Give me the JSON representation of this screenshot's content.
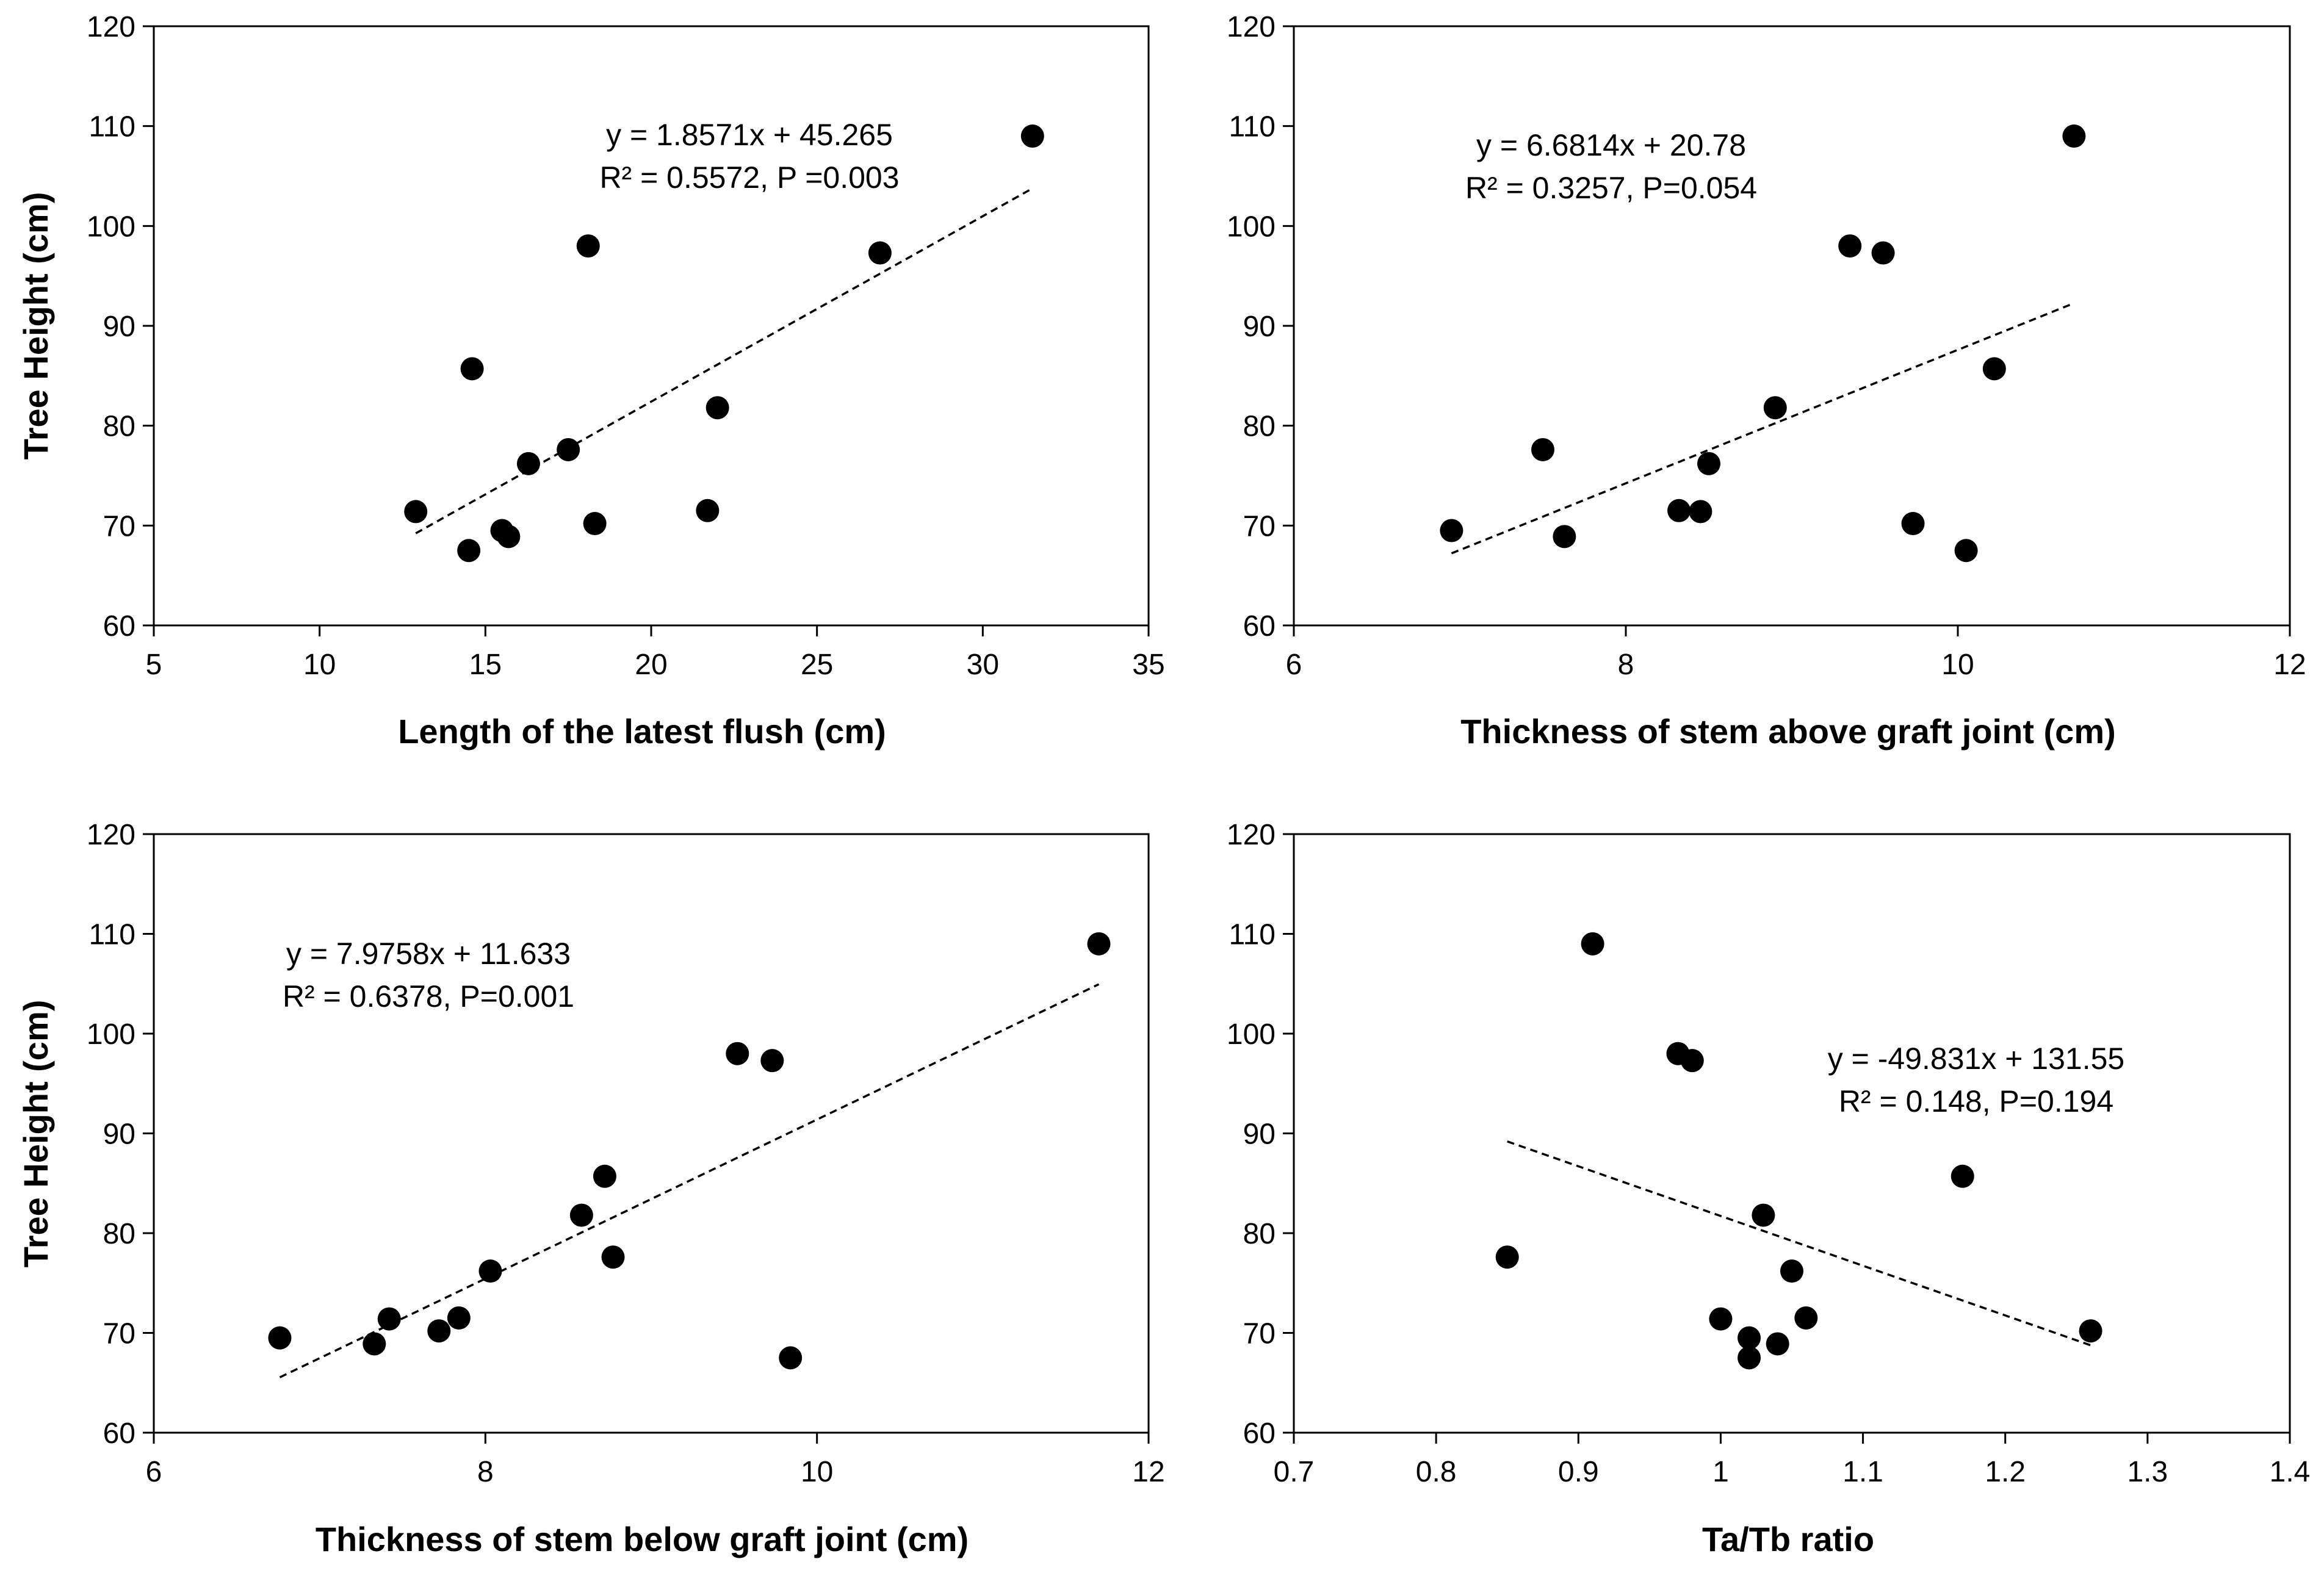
{
  "chart_data": [
    {
      "type": "scatter",
      "xlabel": "Length of the latest flush (cm)",
      "ylabel": "Tree Height (cm)",
      "xlim": [
        5,
        35
      ],
      "ylim": [
        60,
        120
      ],
      "xticks": [
        "5",
        "10",
        "15",
        "20",
        "25",
        "30",
        "35"
      ],
      "yticks": [
        "60",
        "70",
        "80",
        "90",
        "100",
        "110",
        "120"
      ],
      "grid": false,
      "points": [
        {
          "x": 12.9,
          "y": 71.4
        },
        {
          "x": 14.5,
          "y": 67.5
        },
        {
          "x": 14.6,
          "y": 85.7
        },
        {
          "x": 15.5,
          "y": 69.5
        },
        {
          "x": 15.7,
          "y": 68.9
        },
        {
          "x": 16.3,
          "y": 76.2
        },
        {
          "x": 17.5,
          "y": 77.6
        },
        {
          "x": 18.1,
          "y": 98.0
        },
        {
          "x": 18.3,
          "y": 70.2
        },
        {
          "x": 21.7,
          "y": 71.5
        },
        {
          "x": 22.0,
          "y": 81.8
        },
        {
          "x": 26.9,
          "y": 97.3
        },
        {
          "x": 31.5,
          "y": 109.0
        }
      ],
      "trendline": {
        "slope": 1.8571,
        "intercept": 45.265,
        "x_range": [
          12.9,
          31.5
        ]
      },
      "annotation": [
        "y = 1.8571x + 45.265",
        "R² = 0.5572, P =0.003"
      ]
    },
    {
      "type": "scatter",
      "xlabel": "Thickness of stem above graft joint (cm)",
      "ylabel": "",
      "xlim": [
        6,
        12
      ],
      "ylim": [
        60,
        120
      ],
      "xticks": [
        "6",
        "8",
        "10",
        "12"
      ],
      "yticks": [
        "60",
        "70",
        "80",
        "90",
        "100",
        "110",
        "120"
      ],
      "grid": false,
      "points": [
        {
          "x": 6.95,
          "y": 69.5
        },
        {
          "x": 7.5,
          "y": 77.6
        },
        {
          "x": 7.63,
          "y": 68.9
        },
        {
          "x": 8.32,
          "y": 71.5
        },
        {
          "x": 8.45,
          "y": 71.4
        },
        {
          "x": 8.5,
          "y": 76.2
        },
        {
          "x": 8.9,
          "y": 81.8
        },
        {
          "x": 9.35,
          "y": 98.0
        },
        {
          "x": 9.55,
          "y": 97.3
        },
        {
          "x": 9.73,
          "y": 70.2
        },
        {
          "x": 10.05,
          "y": 67.5
        },
        {
          "x": 10.22,
          "y": 85.7
        },
        {
          "x": 10.7,
          "y": 109.0
        }
      ],
      "trendline": {
        "slope": 6.6814,
        "intercept": 20.78,
        "x_range": [
          6.95,
          10.7
        ]
      },
      "annotation": [
        "y = 6.6814x + 20.78",
        "R² = 0.3257, P=0.054"
      ]
    },
    {
      "type": "scatter",
      "xlabel": "Thickness of stem below graft joint (cm)",
      "ylabel": "Tree Height (cm)",
      "xlim": [
        6,
        12
      ],
      "ylim": [
        60,
        120
      ],
      "xticks": [
        "6",
        "8",
        "10",
        "12"
      ],
      "yticks": [
        "60",
        "70",
        "80",
        "90",
        "100",
        "110",
        "120"
      ],
      "grid": false,
      "points": [
        {
          "x": 6.76,
          "y": 69.5
        },
        {
          "x": 7.33,
          "y": 68.9
        },
        {
          "x": 7.42,
          "y": 71.4
        },
        {
          "x": 7.72,
          "y": 70.2
        },
        {
          "x": 7.84,
          "y": 71.5
        },
        {
          "x": 8.03,
          "y": 76.2
        },
        {
          "x": 8.58,
          "y": 81.8
        },
        {
          "x": 8.72,
          "y": 85.7
        },
        {
          "x": 8.77,
          "y": 77.6
        },
        {
          "x": 9.52,
          "y": 98.0
        },
        {
          "x": 9.73,
          "y": 97.3
        },
        {
          "x": 9.84,
          "y": 67.5
        },
        {
          "x": 11.7,
          "y": 109.0
        }
      ],
      "trendline": {
        "slope": 7.9758,
        "intercept": 11.633,
        "x_range": [
          6.76,
          11.7
        ]
      },
      "annotation": [
        "y = 7.9758x + 11.633",
        "R² = 0.6378, P=0.001"
      ]
    },
    {
      "type": "scatter",
      "xlabel": "Ta/Tb ratio",
      "ylabel": "",
      "xlim": [
        0.7,
        1.4
      ],
      "ylim": [
        60,
        120
      ],
      "xticks": [
        "0.7",
        "0.8",
        "0.9",
        "1",
        "1.1",
        "1.2",
        "1.3",
        "1.4"
      ],
      "yticks": [
        "60",
        "70",
        "80",
        "90",
        "100",
        "110",
        "120"
      ],
      "grid": false,
      "points": [
        {
          "x": 0.85,
          "y": 77.6
        },
        {
          "x": 0.91,
          "y": 109.0
        },
        {
          "x": 0.97,
          "y": 98.0
        },
        {
          "x": 0.98,
          "y": 97.3
        },
        {
          "x": 1.0,
          "y": 71.4
        },
        {
          "x": 1.02,
          "y": 69.5
        },
        {
          "x": 1.02,
          "y": 67.5
        },
        {
          "x": 1.03,
          "y": 81.8
        },
        {
          "x": 1.04,
          "y": 68.9
        },
        {
          "x": 1.05,
          "y": 76.2
        },
        {
          "x": 1.06,
          "y": 71.5
        },
        {
          "x": 1.17,
          "y": 85.7
        },
        {
          "x": 1.26,
          "y": 70.2
        }
      ],
      "trendline": {
        "slope": -49.831,
        "intercept": 131.55,
        "x_range": [
          0.85,
          1.26
        ]
      },
      "annotation": [
        "y = -49.831x + 131.55",
        "R² = 0.148, P=0.194"
      ]
    }
  ]
}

※

Each line of the data is to be duplicated exactly; pictures stay out of the copy.

Give me the JSON representation of this screenshot's content.
{
  "chart_data": [
    {
      "type": "scatter",
      "xlabel": "Length of the latest flush (cm)",
      "ylabel": "Tree Height (cm)",
      "xlim": [
        5,
        35
      ],
      "ylim": [
        60,
        120
      ],
      "xticks": [
        "5",
        "10",
        "15",
        "20",
        "25",
        "30",
        "35"
      ],
      "yticks": [
        "60",
        "70",
        "80",
        "90",
        "100",
        "110",
        "120"
      ],
      "grid": false,
      "points": [
        {
          "x": 12.9,
          "y": 71.4
        },
        {
          "x": 14.5,
          "y": 67.5
        },
        {
          "x": 14.6,
          "y": 85.7
        },
        {
          "x": 15.5,
          "y": 69.5
        },
        {
          "x": 15.7,
          "y": 68.9
        },
        {
          "x": 16.3,
          "y": 76.2
        },
        {
          "x": 17.5,
          "y": 77.6
        },
        {
          "x": 18.1,
          "y": 98.0
        },
        {
          "x": 18.3,
          "y": 70.2
        },
        {
          "x": 21.7,
          "y": 71.5
        },
        {
          "x": 22.0,
          "y": 81.8
        },
        {
          "x": 26.9,
          "y": 97.3
        },
        {
          "x": 31.5,
          "y": 109.0
        }
      ],
      "trendline": {
        "slope": 1.8571,
        "intercept": 45.265,
        "x_range": [
          12.9,
          31.5
        ]
      },
      "annotation": [
        "y = 1.8571x + 45.265",
        "R² = 0.5572, P =0.003"
      ]
    },
    {
      "type": "scatter",
      "xlabel": "Thickness of stem above graft joint (cm)",
      "ylabel": "",
      "xlim": [
        6,
        12
      ],
      "ylim": [
        60,
        120
      ],
      "xticks": [
        "6",
        "8",
        "10",
        "12"
      ],
      "yticks": [
        "60",
        "70",
        "80",
        "90",
        "100",
        "110",
        "120"
      ],
      "grid": false,
      "points": [
        {
          "x": 6.95,
          "y": 69.5
        },
        {
          "x": 7.5,
          "y": 77.6
        },
        {
          "x": 7.63,
          "y": 68.9
        },
        {
          "x": 8.32,
          "y": 71.5
        },
        {
          "x": 8.45,
          "y": 71.4
        },
        {
          "x": 8.5,
          "y": 76.2
        },
        {
          "x": 8.9,
          "y": 81.8
        },
        {
          "x": 9.35,
          "y": 98.0
        },
        {
          "x": 9.55,
          "y": 97.3
        },
        {
          "x": 9.73,
          "y": 70.2
        },
        {
          "x": 10.05,
          "y": 67.5
        },
        {
          "x": 10.22,
          "y": 85.7
        },
        {
          "x": 10.7,
          "y": 109.0
        }
      ],
      "trendline": {
        "slope": 6.6814,
        "intercept": 20.78,
        "x_range": [
          6.95,
          10.7
        ]
      },
      "annotation": [
        "y = 6.6814x + 20.78",
        "R² = 0.3257, P=0.054"
      ]
    },
    {
      "type": "scatter",
      "xlabel": "Thickness of stem below graft joint (cm)",
      "ylabel": "Tree Height (cm)",
      "xlim": [
        6,
        12
      ],
      "ylim": [
        60,
        120
      ],
      "xticks": [
        "6",
        "8",
        "10",
        "12"
      ],
      "yticks": [
        "60",
        "70",
        "80",
        "90",
        "100",
        "110",
        "120"
      ],
      "grid": false,
      "points": [
        {
          "x": 6.76,
          "y": 69.5
        },
        {
          "x": 7.33,
          "y": 68.9
        },
        {
          "x": 7.42,
          "y": 71.4
        },
        {
          "x": 7.72,
          "y": 70.2
        },
        {
          "x": 7.84,
          "y": 71.5
        },
        {
          "x": 8.03,
          "y": 76.2
        },
        {
          "x": 8.58,
          "y": 81.8
        },
        {
          "x": 8.72,
          "y": 85.7
        },
        {
          "x": 8.77,
          "y": 77.6
        },
        {
          "x": 9.52,
          "y": 98.0
        },
        {
          "x": 9.73,
          "y": 97.3
        },
        {
          "x": 9.84,
          "y": 67.5
        },
        {
          "x": 11.7,
          "y": 109.0
        }
      ],
      "trendline": {
        "slope": 7.9758,
        "intercept": 11.633,
        "x_range": [
          6.76,
          11.7
        ]
      },
      "annotation": [
        "y = 7.9758x + 11.633",
        "R² = 0.6378, P=0.001"
      ]
    },
    {
      "type": "scatter",
      "xlabel": "Ta/Tb ratio",
      "ylabel": "",
      "xlim": [
        0.7,
        1.4
      ],
      "ylim": [
        60,
        120
      ],
      "xticks": [
        "0.7",
        "0.8",
        "0.9",
        "1",
        "1.1",
        "1.2",
        "1.3",
        "1.4"
      ],
      "yticks": [
        "60",
        "70",
        "80",
        "90",
        "100",
        "110",
        "120"
      ],
      "grid": false,
      "points": [
        {
          "x": 0.85,
          "y": 77.6
        },
        {
          "x": 0.91,
          "y": 109.0
        },
        {
          "x": 0.97,
          "y": 98.0
        },
        {
          "x": 0.98,
          "y": 97.3
        },
        {
          "x": 1.0,
          "y": 71.4
        },
        {
          "x": 1.02,
          "y": 69.5
        },
        {
          "x": 1.02,
          "y": 67.5
        },
        {
          "x": 1.03,
          "y": 81.8
        },
        {
          "x": 1.04,
          "y": 68.9
        },
        {
          "x": 1.05,
          "y": 76.2
        },
        {
          "x": 1.06,
          "y": 71.5
        },
        {
          "x": 1.17,
          "y": 85.7
        },
        {
          "x": 1.26,
          "y": 70.2
        }
      ],
      "trendline": {
        "slope": -49.831,
        "intercept": 131.55,
        "x_range": [
          0.85,
          1.26
        ]
      },
      "annotation": [
        "y = -49.831x + 131.55",
        "R² = 0.148, P=0.194"
      ]
    }
  ]
}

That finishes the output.